Given problem
Note how many lines hold "Givet" and report that number by itself.

Available data
==========
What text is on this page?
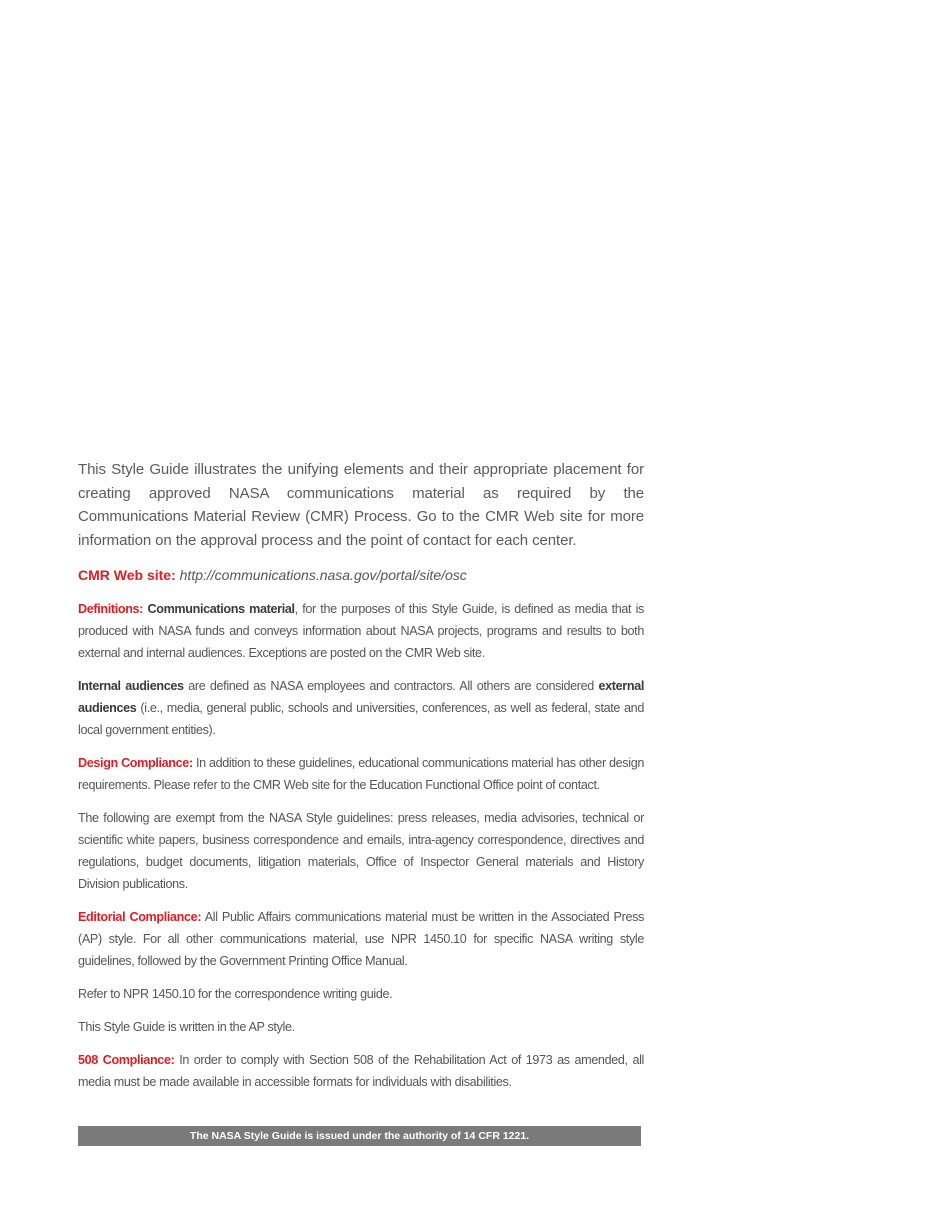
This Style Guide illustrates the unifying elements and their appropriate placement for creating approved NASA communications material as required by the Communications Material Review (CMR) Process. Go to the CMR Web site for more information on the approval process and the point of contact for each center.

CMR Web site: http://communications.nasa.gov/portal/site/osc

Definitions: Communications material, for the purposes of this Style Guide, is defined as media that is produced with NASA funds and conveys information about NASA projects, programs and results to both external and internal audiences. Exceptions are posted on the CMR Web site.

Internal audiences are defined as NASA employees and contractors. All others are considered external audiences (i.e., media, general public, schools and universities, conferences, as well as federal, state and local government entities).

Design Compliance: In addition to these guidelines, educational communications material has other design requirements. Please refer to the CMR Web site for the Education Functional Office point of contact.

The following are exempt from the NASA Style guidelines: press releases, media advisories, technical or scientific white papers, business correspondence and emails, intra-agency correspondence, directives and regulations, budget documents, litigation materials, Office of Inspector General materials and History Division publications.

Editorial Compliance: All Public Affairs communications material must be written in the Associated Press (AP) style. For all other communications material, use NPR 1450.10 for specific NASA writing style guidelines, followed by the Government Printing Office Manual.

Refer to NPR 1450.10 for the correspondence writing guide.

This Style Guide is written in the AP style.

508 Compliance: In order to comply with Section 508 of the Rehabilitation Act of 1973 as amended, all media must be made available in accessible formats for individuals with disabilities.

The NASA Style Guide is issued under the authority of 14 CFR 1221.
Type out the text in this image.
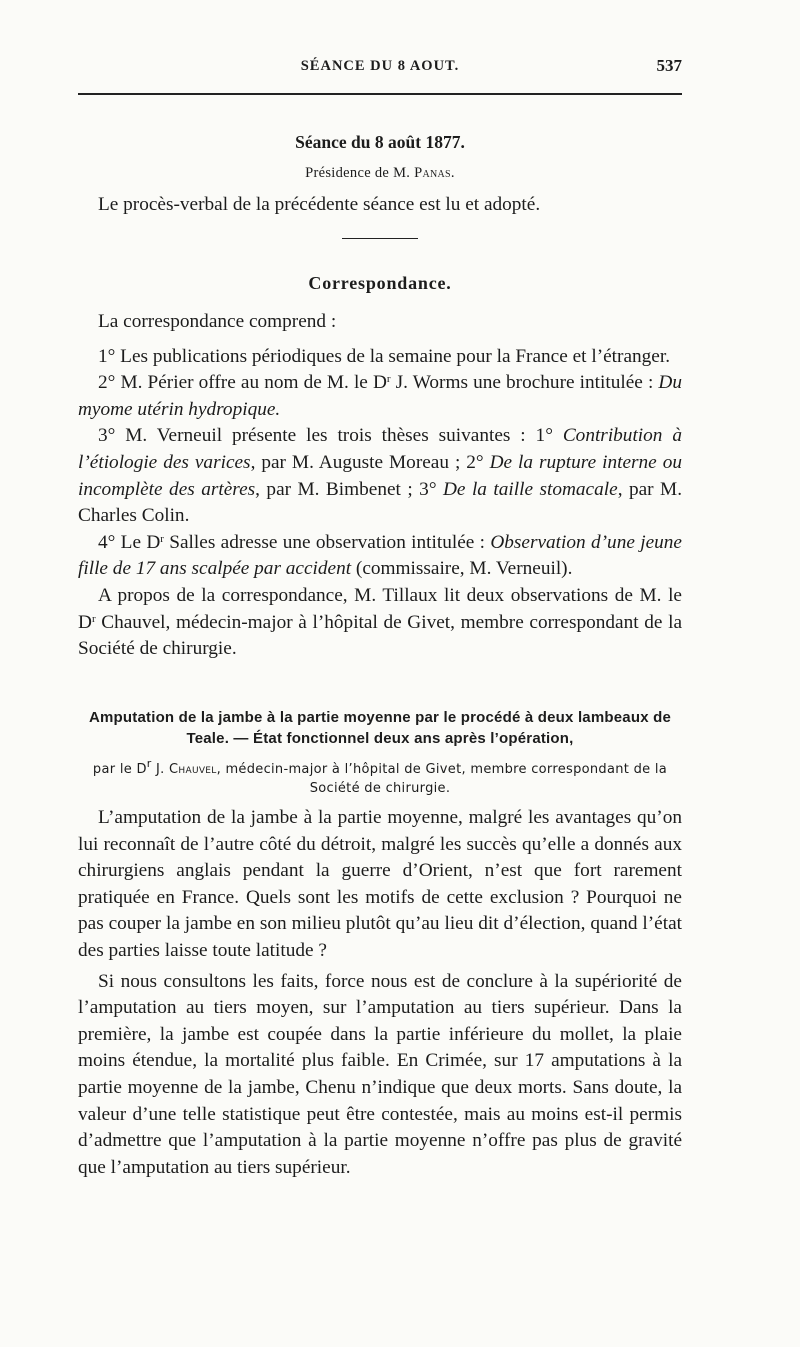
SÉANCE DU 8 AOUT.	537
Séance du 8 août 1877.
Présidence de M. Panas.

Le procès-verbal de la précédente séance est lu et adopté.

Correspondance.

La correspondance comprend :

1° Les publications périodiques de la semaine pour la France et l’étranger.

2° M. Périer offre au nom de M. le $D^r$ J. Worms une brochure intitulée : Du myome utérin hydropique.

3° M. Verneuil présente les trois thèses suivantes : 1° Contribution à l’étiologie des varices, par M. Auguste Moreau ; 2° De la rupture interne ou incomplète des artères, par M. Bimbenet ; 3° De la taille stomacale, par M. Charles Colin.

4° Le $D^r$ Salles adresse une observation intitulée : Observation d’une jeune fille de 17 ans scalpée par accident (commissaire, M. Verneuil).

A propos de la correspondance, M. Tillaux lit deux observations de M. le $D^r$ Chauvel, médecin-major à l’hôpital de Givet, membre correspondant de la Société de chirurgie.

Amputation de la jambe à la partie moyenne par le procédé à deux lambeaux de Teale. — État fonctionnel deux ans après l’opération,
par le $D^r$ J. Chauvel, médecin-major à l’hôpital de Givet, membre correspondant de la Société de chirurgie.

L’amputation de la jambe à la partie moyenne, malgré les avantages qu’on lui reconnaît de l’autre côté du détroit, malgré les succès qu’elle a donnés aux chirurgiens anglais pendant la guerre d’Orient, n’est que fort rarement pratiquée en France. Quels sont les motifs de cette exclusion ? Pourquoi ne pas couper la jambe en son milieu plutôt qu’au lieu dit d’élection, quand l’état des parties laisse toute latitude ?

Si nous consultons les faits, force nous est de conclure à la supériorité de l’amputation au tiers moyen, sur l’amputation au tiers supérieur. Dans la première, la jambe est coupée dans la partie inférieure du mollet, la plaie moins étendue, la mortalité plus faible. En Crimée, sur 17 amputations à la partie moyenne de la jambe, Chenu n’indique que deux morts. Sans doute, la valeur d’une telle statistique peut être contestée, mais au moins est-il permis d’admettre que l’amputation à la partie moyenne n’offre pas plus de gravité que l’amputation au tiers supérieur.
==========
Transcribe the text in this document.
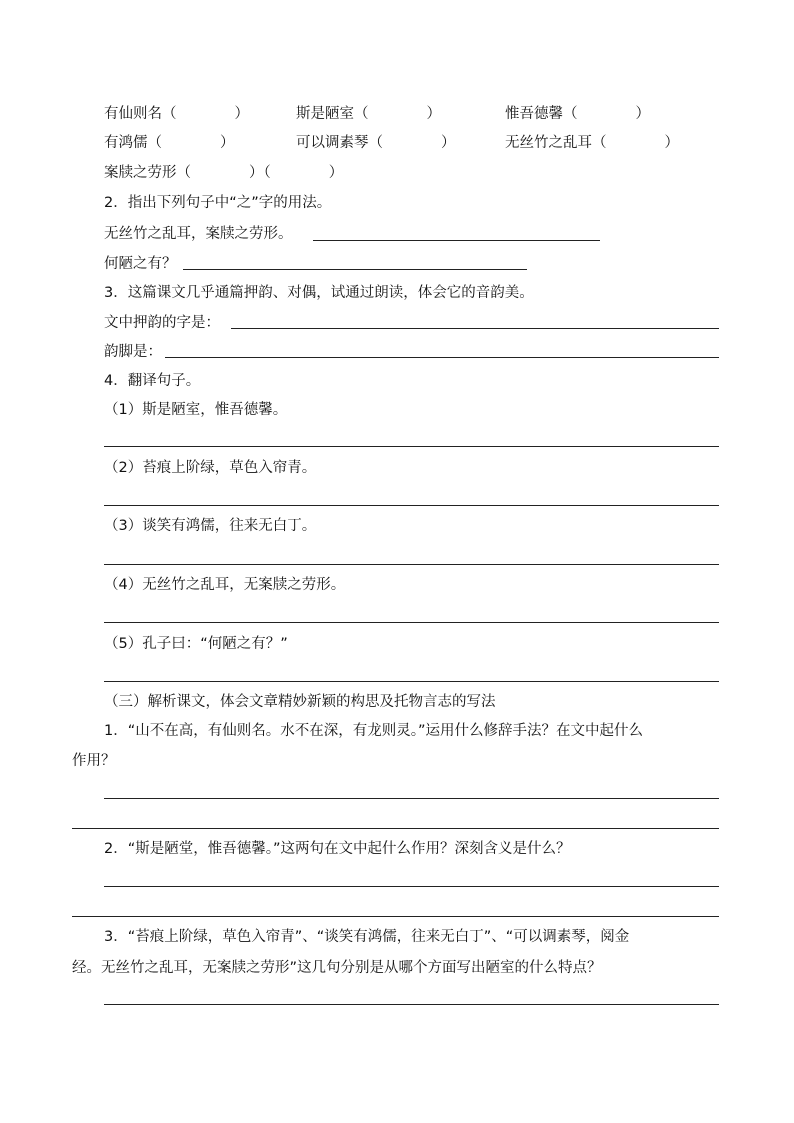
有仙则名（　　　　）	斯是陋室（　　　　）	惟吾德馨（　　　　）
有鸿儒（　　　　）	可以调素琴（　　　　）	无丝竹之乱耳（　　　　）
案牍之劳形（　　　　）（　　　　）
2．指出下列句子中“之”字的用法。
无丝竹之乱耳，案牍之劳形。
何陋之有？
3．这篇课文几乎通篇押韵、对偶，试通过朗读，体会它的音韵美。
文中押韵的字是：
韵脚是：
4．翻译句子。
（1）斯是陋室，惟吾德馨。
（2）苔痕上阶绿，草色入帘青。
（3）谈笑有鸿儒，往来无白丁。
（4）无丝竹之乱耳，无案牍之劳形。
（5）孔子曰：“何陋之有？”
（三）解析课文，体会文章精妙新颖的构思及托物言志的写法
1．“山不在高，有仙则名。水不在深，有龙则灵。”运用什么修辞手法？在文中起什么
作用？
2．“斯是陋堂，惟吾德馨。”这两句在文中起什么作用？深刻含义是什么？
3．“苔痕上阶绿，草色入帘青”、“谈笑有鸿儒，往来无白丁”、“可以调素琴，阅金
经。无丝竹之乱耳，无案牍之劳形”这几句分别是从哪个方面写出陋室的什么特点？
==========
The output
2